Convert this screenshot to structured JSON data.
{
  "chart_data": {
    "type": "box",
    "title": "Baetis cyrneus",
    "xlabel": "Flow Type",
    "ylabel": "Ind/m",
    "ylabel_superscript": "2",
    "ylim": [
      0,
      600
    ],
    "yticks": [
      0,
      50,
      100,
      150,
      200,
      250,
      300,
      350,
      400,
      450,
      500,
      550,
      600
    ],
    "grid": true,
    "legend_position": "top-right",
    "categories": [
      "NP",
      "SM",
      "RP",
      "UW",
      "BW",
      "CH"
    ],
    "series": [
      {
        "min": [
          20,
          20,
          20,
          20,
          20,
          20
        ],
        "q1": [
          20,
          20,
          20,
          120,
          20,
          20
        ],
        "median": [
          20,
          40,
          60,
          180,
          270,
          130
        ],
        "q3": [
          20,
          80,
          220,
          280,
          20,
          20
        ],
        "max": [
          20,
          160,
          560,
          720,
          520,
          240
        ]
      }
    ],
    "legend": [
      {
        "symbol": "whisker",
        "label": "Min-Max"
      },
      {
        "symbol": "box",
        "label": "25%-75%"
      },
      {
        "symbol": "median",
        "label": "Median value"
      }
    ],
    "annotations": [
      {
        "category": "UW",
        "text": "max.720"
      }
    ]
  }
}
────────
■ Set problem ■
Faithfully transcribe the whole of the data.

■ Correct result ■
Convert this screenshot to structured JSON data.
{
  "chart_data": {
    "type": "box",
    "title": "Baetis cyrneus",
    "xlabel": "Flow Type",
    "ylabel": "Ind/m",
    "ylabel_superscript": "2",
    "ylim": [
      0,
      600
    ],
    "yticks": [
      0,
      50,
      100,
      150,
      200,
      250,
      300,
      350,
      400,
      450,
      500,
      550,
      600
    ],
    "grid": true,
    "legend_position": "top-right",
    "categories": [
      "NP",
      "SM",
      "RP",
      "UW",
      "BW",
      "CH"
    ],
    "series": [
      {
        "min": [
          20,
          20,
          20,
          20,
          20,
          20
        ],
        "q1": [
          20,
          20,
          20,
          120,
          20,
          20
        ],
        "median": [
          20,
          40,
          60,
          180,
          270,
          130
        ],
        "q3": [
          20,
          80,
          220,
          280,
          20,
          20
        ],
        "max": [
          20,
          160,
          560,
          720,
          520,
          240
        ]
      }
    ],
    "legend": [
      {
        "symbol": "whisker",
        "label": "Min-Max"
      },
      {
        "symbol": "box",
        "label": "25%-75%"
      },
      {
        "symbol": "median",
        "label": "Median value"
      }
    ],
    "annotations": [
      {
        "category": "UW",
        "text": "max.720"
      }
    ]
  }
}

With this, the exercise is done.